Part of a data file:
+ + + +

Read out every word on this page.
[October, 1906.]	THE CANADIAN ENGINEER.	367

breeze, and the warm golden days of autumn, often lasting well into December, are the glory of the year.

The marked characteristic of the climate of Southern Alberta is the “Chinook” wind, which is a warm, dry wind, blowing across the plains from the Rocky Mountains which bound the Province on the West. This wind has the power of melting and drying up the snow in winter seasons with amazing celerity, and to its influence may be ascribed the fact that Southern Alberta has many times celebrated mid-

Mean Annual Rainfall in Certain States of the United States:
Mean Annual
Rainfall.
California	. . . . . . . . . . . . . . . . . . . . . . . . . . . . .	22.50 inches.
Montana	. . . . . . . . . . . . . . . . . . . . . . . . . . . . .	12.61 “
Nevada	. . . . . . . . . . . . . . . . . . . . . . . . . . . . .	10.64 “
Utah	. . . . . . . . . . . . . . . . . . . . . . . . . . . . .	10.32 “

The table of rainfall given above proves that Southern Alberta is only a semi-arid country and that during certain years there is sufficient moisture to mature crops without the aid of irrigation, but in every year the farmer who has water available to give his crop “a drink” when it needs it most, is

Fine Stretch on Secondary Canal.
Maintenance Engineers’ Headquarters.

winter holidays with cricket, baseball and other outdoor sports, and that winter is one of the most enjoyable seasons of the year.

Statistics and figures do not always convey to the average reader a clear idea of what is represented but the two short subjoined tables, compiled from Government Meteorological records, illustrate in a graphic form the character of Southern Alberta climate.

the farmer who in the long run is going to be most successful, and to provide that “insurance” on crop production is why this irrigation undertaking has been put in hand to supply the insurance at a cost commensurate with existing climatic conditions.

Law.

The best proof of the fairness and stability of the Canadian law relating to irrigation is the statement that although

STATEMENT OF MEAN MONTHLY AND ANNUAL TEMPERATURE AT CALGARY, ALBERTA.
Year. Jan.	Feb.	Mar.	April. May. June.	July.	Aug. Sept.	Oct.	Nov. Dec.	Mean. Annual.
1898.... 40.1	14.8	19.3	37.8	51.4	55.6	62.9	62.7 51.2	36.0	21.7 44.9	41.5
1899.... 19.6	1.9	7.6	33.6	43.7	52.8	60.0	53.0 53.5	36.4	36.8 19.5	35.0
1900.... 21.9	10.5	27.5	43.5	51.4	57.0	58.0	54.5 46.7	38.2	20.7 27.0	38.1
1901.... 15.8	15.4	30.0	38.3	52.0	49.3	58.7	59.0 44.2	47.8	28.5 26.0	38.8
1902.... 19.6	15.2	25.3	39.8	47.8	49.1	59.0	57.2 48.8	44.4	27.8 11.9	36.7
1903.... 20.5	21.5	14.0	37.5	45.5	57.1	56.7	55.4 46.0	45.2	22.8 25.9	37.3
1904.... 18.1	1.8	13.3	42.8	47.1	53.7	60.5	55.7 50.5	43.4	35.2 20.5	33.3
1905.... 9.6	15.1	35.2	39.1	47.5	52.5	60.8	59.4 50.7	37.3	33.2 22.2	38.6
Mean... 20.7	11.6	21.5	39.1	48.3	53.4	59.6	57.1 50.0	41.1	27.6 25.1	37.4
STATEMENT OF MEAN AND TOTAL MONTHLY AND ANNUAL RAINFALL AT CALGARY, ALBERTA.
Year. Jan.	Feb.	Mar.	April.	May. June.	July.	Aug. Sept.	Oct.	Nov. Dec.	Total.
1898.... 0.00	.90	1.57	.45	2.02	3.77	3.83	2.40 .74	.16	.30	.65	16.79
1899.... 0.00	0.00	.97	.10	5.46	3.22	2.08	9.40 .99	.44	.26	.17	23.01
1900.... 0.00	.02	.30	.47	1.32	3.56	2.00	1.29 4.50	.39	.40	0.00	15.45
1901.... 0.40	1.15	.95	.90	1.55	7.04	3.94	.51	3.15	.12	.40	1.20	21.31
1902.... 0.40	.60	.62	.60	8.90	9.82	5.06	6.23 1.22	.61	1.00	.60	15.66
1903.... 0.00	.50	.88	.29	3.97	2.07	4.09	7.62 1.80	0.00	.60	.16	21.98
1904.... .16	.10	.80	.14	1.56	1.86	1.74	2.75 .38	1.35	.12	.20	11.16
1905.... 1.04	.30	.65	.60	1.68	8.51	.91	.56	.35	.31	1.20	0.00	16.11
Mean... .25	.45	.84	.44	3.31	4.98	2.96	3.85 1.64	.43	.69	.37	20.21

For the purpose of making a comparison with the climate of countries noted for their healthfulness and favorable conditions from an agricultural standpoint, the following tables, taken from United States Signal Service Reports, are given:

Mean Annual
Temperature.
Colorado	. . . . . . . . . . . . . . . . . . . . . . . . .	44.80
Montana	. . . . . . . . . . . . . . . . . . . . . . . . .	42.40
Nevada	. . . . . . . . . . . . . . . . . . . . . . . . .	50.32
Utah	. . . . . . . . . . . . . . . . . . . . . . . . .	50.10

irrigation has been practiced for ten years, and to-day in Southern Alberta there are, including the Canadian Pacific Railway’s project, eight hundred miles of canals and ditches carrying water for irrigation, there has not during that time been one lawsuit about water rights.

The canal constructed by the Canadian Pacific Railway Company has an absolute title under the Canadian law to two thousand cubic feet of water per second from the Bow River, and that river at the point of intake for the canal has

+ + + +

Aim of the exercise: Gather every line from the listing above in which the word "United" appears.

Response to this task:
Mean Annual Rainfall in Certain States of the United States:
For the purpose of making a comparison with the climate of countries noted for their healthfulness and favorable conditions from an agricultural standpoint, the following tables, taken from United States Signal Service Reports, are given:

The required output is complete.